Data for the task:
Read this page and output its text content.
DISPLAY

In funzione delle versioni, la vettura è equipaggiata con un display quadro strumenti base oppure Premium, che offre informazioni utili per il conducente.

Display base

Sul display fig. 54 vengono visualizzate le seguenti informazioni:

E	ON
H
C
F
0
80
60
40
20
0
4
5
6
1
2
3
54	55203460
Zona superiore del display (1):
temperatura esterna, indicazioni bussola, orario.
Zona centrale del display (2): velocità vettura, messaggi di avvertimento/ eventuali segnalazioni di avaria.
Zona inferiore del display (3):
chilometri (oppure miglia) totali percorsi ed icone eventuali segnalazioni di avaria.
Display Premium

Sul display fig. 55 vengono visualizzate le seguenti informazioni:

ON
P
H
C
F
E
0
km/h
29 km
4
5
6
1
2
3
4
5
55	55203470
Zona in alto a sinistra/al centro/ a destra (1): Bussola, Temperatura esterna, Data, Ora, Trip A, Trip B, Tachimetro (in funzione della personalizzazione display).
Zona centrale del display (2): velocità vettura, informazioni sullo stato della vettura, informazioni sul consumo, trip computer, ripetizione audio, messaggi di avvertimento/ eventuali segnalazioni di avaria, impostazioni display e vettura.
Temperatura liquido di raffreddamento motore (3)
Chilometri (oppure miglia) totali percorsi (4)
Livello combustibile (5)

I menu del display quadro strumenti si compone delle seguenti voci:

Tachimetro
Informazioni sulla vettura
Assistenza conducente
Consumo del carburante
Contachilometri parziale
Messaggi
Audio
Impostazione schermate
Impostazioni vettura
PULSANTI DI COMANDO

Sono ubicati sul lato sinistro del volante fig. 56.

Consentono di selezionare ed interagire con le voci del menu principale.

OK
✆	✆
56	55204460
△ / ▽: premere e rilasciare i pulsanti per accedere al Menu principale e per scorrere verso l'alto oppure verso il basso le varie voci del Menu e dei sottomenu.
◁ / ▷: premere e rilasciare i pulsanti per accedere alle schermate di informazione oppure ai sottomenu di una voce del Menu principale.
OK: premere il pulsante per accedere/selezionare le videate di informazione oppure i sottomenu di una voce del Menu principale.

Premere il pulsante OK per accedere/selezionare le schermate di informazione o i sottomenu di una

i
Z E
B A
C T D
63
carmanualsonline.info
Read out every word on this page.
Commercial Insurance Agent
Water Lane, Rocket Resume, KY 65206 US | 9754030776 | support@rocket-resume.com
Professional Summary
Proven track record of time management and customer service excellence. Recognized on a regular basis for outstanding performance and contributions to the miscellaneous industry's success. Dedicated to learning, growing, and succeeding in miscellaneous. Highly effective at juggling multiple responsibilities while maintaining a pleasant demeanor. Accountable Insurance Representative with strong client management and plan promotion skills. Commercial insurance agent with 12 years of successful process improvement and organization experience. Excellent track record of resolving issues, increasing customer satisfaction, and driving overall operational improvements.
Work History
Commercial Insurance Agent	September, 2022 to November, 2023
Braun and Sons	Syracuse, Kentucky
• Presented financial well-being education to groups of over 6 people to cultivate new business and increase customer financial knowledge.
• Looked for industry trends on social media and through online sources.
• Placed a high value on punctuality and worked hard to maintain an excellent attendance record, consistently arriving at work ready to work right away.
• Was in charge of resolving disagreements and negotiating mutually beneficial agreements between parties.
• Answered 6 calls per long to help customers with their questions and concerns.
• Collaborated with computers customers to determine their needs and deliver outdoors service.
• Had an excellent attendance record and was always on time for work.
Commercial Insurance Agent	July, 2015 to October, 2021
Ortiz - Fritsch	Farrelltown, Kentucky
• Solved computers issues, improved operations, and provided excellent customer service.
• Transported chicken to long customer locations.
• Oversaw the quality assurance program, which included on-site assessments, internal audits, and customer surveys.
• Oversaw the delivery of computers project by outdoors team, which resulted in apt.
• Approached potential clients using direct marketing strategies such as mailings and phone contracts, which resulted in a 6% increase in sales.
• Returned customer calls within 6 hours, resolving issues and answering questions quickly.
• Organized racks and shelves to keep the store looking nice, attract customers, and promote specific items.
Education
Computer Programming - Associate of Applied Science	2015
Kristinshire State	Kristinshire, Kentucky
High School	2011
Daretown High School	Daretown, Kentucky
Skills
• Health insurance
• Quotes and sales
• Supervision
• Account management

What you need to do:
Transcribe each record exactly. Leave nothing out.

Exercise solution:
Read this page and output its text content.
DISPLAY

In funzione delle versioni, la vettura è equipaggiata con un display quadro strumenti base oppure Premium, che offre informazioni utili per il conducente.

Display base

Sul display fig. 54 vengono visualizzate le seguenti informazioni:

E	ON
H
C
F
0
80
60
40
20
0
4
5
6
1
2
3
54	55203460
Zona superiore del display (1):
temperatura esterna, indicazioni bussola, orario.
Zona centrale del display (2): velocità vettura, messaggi di avvertimento/ eventuali segnalazioni di avaria.
Zona inferiore del display (3):
chilometri (oppure miglia) totali percorsi ed icone eventuali segnalazioni di avaria.
Display Premium

Sul display fig. 55 vengono visualizzate le seguenti informazioni:

ON
P
H
C
F
E
0
km/h
29 km
4
5
6
1
2
3
4
5
55	55203470
Zona in alto a sinistra/al centro/ a destra (1): Bussola, Temperatura esterna, Data, Ora, Trip A, Trip B, Tachimetro (in funzione della personalizzazione display).
Zona centrale del display (2): velocità vettura, informazioni sullo stato della vettura, informazioni sul consumo, trip computer, ripetizione audio, messaggi di avvertimento/ eventuali segnalazioni di avaria, impostazioni display e vettura.
Temperatura liquido di raffreddamento motore (3)
Chilometri (oppure miglia) totali percorsi (4)
Livello combustibile (5)

I menu del display quadro strumenti si compone delle seguenti voci:

Tachimetro
Informazioni sulla vettura
Assistenza conducente
Consumo del carburante
Contachilometri parziale
Messaggi
Audio
Impostazione schermate
Impostazioni vettura
PULSANTI DI COMANDO

Sono ubicati sul lato sinistro del volante fig. 56.

Consentono di selezionare ed interagire con le voci del menu principale.

OK
✆	✆
56	55204460
△ / ▽: premere e rilasciare i pulsanti per accedere al Menu principale e per scorrere verso l'alto oppure verso il basso le varie voci del Menu e dei sottomenu.
◁ / ▷: premere e rilasciare i pulsanti per accedere alle schermate di informazione oppure ai sottomenu di una voce del Menu principale.
OK: premere il pulsante per accedere/selezionare le videate di informazione oppure i sottomenu di una voce del Menu principale.

Premere il pulsante OK per accedere/selezionare le schermate di informazione o i sottomenu di una

i
Z E
B A
C T D
63
carmanualsonline.info
Read out every word on this page.
Commercial Insurance Agent
Water Lane, Rocket Resume, KY 65206 US | 9754030776 | support@rocket-resume.com
Professional Summary
Proven track record of time management and customer service excellence. Recognized on a regular basis for outstanding performance and contributions to the miscellaneous industry's success. Dedicated to learning, growing, and succeeding in miscellaneous. Highly effective at juggling multiple responsibilities while maintaining a pleasant demeanor. Accountable Insurance Representative with strong client management and plan promotion skills. Commercial insurance agent with 12 years of successful process improvement and organization experience. Excellent track record of resolving issues, increasing customer satisfaction, and driving overall operational improvements.
Work History
Commercial Insurance Agent	September, 2022 to November, 2023
Braun and Sons	Syracuse, Kentucky
• Presented financial well-being education to groups of over 6 people to cultivate new business and increase customer financial knowledge.
• Looked for industry trends on social media and through online sources.
• Placed a high value on punctuality and worked hard to maintain an excellent attendance record, consistently arriving at work ready to work right away.
• Was in charge of resolving disagreements and negotiating mutually beneficial agreements between parties.
• Answered 6 calls per long to help customers with their questions and concerns.
• Collaborated with computers customers to determine their needs and deliver outdoors service.
• Had an excellent attendance record and was always on time for work.
Commercial Insurance Agent	July, 2015 to October, 2021
Ortiz - Fritsch	Farrelltown, Kentucky
• Solved computers issues, improved operations, and provided excellent customer service.
• Transported chicken to long customer locations.
• Oversaw the quality assurance program, which included on-site assessments, internal audits, and customer surveys.
• Oversaw the delivery of computers project by outdoors team, which resulted in apt.
• Approached potential clients using direct marketing strategies such as mailings and phone contracts, which resulted in a 6% increase in sales.
• Returned customer calls within 6 hours, resolving issues and answering questions quickly.
• Organized racks and shelves to keep the store looking nice, attract customers, and promote specific items.
Education
Computer Programming - Associate of Applied Science	2015
Kristinshire State	Kristinshire, Kentucky
High School	2011
Daretown High School	Daretown, Kentucky
Skills
• Health insurance
• Quotes and sales
• Supervision
• Account management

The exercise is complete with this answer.